Provided material ::
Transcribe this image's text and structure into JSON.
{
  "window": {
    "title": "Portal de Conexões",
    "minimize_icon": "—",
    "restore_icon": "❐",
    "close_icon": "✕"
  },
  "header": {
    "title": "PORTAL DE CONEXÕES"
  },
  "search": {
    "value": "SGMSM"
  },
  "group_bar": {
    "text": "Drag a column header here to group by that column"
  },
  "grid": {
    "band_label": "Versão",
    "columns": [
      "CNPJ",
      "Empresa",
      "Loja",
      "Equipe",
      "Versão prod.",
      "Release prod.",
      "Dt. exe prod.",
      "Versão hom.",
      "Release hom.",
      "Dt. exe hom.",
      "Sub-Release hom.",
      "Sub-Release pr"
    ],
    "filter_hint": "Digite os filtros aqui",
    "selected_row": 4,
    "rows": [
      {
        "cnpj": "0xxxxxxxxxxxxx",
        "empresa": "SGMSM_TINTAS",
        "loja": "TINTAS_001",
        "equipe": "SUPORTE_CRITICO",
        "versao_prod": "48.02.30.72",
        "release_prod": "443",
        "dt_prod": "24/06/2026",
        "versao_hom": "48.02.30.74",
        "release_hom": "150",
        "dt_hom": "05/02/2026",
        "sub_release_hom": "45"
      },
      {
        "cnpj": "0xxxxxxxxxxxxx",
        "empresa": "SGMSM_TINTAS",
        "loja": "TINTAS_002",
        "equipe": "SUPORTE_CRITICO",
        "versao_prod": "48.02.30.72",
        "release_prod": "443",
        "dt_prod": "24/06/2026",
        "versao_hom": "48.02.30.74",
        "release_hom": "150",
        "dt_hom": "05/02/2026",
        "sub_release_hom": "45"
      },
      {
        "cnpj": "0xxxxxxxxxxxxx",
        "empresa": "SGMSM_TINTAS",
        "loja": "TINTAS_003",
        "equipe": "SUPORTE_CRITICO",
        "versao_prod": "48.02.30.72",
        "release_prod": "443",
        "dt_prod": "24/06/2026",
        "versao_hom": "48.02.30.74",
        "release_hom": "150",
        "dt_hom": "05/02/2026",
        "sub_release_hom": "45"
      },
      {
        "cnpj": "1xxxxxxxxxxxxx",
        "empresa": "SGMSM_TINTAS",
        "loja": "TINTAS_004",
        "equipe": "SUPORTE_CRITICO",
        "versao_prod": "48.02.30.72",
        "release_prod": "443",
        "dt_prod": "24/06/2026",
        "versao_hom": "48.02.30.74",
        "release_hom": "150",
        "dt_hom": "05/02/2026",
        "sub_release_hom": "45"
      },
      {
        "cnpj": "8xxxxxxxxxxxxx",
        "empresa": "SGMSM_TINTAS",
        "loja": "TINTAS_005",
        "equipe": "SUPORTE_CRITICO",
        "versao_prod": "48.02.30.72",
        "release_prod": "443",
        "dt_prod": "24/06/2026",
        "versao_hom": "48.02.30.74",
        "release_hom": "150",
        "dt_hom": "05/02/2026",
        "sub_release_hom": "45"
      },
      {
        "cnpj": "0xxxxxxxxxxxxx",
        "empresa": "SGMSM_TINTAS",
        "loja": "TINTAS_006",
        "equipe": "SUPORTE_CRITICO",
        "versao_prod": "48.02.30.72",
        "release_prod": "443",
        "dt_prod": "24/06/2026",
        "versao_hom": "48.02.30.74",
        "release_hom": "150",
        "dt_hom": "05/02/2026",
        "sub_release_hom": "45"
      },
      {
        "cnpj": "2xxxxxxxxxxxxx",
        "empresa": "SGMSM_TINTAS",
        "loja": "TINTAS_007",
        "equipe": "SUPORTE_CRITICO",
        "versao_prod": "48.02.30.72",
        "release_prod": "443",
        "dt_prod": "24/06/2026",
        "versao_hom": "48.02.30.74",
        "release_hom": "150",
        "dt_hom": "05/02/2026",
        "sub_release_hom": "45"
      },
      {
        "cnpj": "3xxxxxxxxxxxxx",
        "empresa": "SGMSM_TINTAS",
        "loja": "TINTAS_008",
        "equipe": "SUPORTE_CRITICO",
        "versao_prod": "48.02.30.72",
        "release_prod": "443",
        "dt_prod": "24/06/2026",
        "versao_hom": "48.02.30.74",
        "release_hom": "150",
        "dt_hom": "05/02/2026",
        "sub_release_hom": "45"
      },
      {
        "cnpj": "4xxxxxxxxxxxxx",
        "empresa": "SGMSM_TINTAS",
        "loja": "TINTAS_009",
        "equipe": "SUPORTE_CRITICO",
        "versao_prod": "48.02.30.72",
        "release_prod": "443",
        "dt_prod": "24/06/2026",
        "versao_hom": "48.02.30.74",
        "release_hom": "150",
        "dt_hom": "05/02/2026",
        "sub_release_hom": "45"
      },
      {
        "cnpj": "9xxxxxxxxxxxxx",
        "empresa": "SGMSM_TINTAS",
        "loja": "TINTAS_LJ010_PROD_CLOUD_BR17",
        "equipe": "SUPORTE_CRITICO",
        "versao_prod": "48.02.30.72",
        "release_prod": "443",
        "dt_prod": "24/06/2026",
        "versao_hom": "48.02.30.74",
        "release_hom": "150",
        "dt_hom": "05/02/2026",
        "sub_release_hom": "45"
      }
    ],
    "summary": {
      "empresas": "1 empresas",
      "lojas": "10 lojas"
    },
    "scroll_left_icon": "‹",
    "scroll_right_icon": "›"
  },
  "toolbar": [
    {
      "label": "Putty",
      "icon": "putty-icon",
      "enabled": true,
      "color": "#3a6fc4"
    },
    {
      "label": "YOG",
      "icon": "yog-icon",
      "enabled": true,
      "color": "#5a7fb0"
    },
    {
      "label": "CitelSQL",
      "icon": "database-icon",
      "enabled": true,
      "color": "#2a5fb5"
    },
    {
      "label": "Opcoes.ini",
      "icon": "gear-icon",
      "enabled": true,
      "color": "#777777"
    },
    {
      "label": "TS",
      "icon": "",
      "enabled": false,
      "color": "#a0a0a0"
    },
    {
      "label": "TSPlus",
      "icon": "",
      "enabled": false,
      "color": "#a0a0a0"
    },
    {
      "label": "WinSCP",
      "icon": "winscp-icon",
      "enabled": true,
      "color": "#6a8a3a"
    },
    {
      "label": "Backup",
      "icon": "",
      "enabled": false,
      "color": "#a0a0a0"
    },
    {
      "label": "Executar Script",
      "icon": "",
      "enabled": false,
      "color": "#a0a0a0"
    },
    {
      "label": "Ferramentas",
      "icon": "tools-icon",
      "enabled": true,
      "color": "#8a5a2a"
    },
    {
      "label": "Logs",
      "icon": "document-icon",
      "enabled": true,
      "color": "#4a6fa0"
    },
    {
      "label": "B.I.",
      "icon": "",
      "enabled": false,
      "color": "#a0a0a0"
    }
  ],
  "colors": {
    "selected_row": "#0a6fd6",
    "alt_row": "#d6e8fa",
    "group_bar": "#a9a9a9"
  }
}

The request ::
Extract the listing in its entirety and repeat it exactly.

Solution to this problem ::
Transcribe this image's text and structure into JSON.
{
  "window": {
    "title": "Portal de Conexões",
    "minimize_icon": "—",
    "restore_icon": "❐",
    "close_icon": "✕"
  },
  "header": {
    "title": "PORTAL DE CONEXÕES"
  },
  "search": {
    "value": "SGMSM"
  },
  "group_bar": {
    "text": "Drag a column header here to group by that column"
  },
  "grid": {
    "band_label": "Versão",
    "columns": [
      "CNPJ",
      "Empresa",
      "Loja",
      "Equipe",
      "Versão prod.",
      "Release prod.",
      "Dt. exe prod.",
      "Versão hom.",
      "Release hom.",
      "Dt. exe hom.",
      "Sub-Release hom.",
      "Sub-Release pr"
    ],
    "filter_hint": "Digite os filtros aqui",
    "selected_row": 4,
    "rows": [
      {
        "cnpj": "0xxxxxxxxxxxxx",
        "empresa": "SGMSM_TINTAS",
        "loja": "TINTAS_001",
        "equipe": "SUPORTE_CRITICO",
        "versao_prod": "48.02.30.72",
        "release_prod": "443",
        "dt_prod": "24/06/2026",
        "versao_hom": "48.02.30.74",
        "release_hom": "150",
        "dt_hom": "05/02/2026",
        "sub_release_hom": "45"
      },
      {
        "cnpj": "0xxxxxxxxxxxxx",
        "empresa": "SGMSM_TINTAS",
        "loja": "TINTAS_002",
        "equipe": "SUPORTE_CRITICO",
        "versao_prod": "48.02.30.72",
        "release_prod": "443",
        "dt_prod": "24/06/2026",
        "versao_hom": "48.02.30.74",
        "release_hom": "150",
        "dt_hom": "05/02/2026",
        "sub_release_hom": "45"
      },
      {
        "cnpj": "0xxxxxxxxxxxxx",
        "empresa": "SGMSM_TINTAS",
        "loja": "TINTAS_003",
        "equipe": "SUPORTE_CRITICO",
        "versao_prod": "48.02.30.72",
        "release_prod": "443",
        "dt_prod": "24/06/2026",
        "versao_hom": "48.02.30.74",
        "release_hom": "150",
        "dt_hom": "05/02/2026",
        "sub_release_hom": "45"
      },
      {
        "cnpj": "1xxxxxxxxxxxxx",
        "empresa": "SGMSM_TINTAS",
        "loja": "TINTAS_004",
        "equipe": "SUPORTE_CRITICO",
        "versao_prod": "48.02.30.72",
        "release_prod": "443",
        "dt_prod": "24/06/2026",
        "versao_hom": "48.02.30.74",
        "release_hom": "150",
        "dt_hom": "05/02/2026",
        "sub_release_hom": "45"
      },
      {
        "cnpj": "8xxxxxxxxxxxxx",
        "empresa": "SGMSM_TINTAS",
        "loja": "TINTAS_005",
        "equipe": "SUPORTE_CRITICO",
        "versao_prod": "48.02.30.72",
        "release_prod": "443",
        "dt_prod": "24/06/2026",
        "versao_hom": "48.02.30.74",
        "release_hom": "150",
        "dt_hom": "05/02/2026",
        "sub_release_hom": "45"
      },
      {
        "cnpj": "0xxxxxxxxxxxxx",
        "empresa": "SGMSM_TINTAS",
        "loja": "TINTAS_006",
        "equipe": "SUPORTE_CRITICO",
        "versao_prod": "48.02.30.72",
        "release_prod": "443",
        "dt_prod": "24/06/2026",
        "versao_hom": "48.02.30.74",
        "release_hom": "150",
        "dt_hom": "05/02/2026",
        "sub_release_hom": "45"
      },
      {
        "cnpj": "2xxxxxxxxxxxxx",
        "empresa": "SGMSM_TINTAS",
        "loja": "TINTAS_007",
        "equipe": "SUPORTE_CRITICO",
        "versao_prod": "48.02.30.72",
        "release_prod": "443",
        "dt_prod": "24/06/2026",
        "versao_hom": "48.02.30.74",
        "release_hom": "150",
        "dt_hom": "05/02/2026",
        "sub_release_hom": "45"
      },
      {
        "cnpj": "3xxxxxxxxxxxxx",
        "empresa": "SGMSM_TINTAS",
        "loja": "TINTAS_008",
        "equipe": "SUPORTE_CRITICO",
        "versao_prod": "48.02.30.72",
        "release_prod": "443",
        "dt_prod": "24/06/2026",
        "versao_hom": "48.02.30.74",
        "release_hom": "150",
        "dt_hom": "05/02/2026",
        "sub_release_hom": "45"
      },
      {
        "cnpj": "4xxxxxxxxxxxxx",
        "empresa": "SGMSM_TINTAS",
        "loja": "TINTAS_009",
        "equipe": "SUPORTE_CRITICO",
        "versao_prod": "48.02.30.72",
        "release_prod": "443",
        "dt_prod": "24/06/2026",
        "versao_hom": "48.02.30.74",
        "release_hom": "150",
        "dt_hom": "05/02/2026",
        "sub_release_hom": "45"
      },
      {
        "cnpj": "9xxxxxxxxxxxxx",
        "empresa": "SGMSM_TINTAS",
        "loja": "TINTAS_LJ010_PROD_CLOUD_BR17",
        "equipe": "SUPORTE_CRITICO",
        "versao_prod": "48.02.30.72",
        "release_prod": "443",
        "dt_prod": "24/06/2026",
        "versao_hom": "48.02.30.74",
        "release_hom": "150",
        "dt_hom": "05/02/2026",
        "sub_release_hom": "45"
      }
    ],
    "summary": {
      "empresas": "1 empresas",
      "lojas": "10 lojas"
    },
    "scroll_left_icon": "‹",
    "scroll_right_icon": "›"
  },
  "toolbar": [
    {
      "label": "Putty",
      "icon": "putty-icon",
      "enabled": true,
      "color": "#3a6fc4"
    },
    {
      "label": "YOG",
      "icon": "yog-icon",
      "enabled": true,
      "color": "#5a7fb0"
    },
    {
      "label": "CitelSQL",
      "icon": "database-icon",
      "enabled": true,
      "color": "#2a5fb5"
    },
    {
      "label": "Opcoes.ini",
      "icon": "gear-icon",
      "enabled": true,
      "color": "#777777"
    },
    {
      "label": "TS",
      "icon": "",
      "enabled": false,
      "color": "#a0a0a0"
    },
    {
      "label": "TSPlus",
      "icon": "",
      "enabled": false,
      "color": "#a0a0a0"
    },
    {
      "label": "WinSCP",
      "icon": "winscp-icon",
      "enabled": true,
      "color": "#6a8a3a"
    },
    {
      "label": "Backup",
      "icon": "",
      "enabled": false,
      "color": "#a0a0a0"
    },
    {
      "label": "Executar Script",
      "icon": "",
      "enabled": false,
      "color": "#a0a0a0"
    },
    {
      "label": "Ferramentas",
      "icon": "tools-icon",
      "enabled": true,
      "color": "#8a5a2a"
    },
    {
      "label": "Logs",
      "icon": "document-icon",
      "enabled": true,
      "color": "#4a6fa0"
    },
    {
      "label": "B.I.",
      "icon": "",
      "enabled": false,
      "color": "#a0a0a0"
    }
  ],
  "colors": {
    "selected_row": "#0a6fd6",
    "alt_row": "#d6e8fa",
    "group_bar": "#a9a9a9"
  }
}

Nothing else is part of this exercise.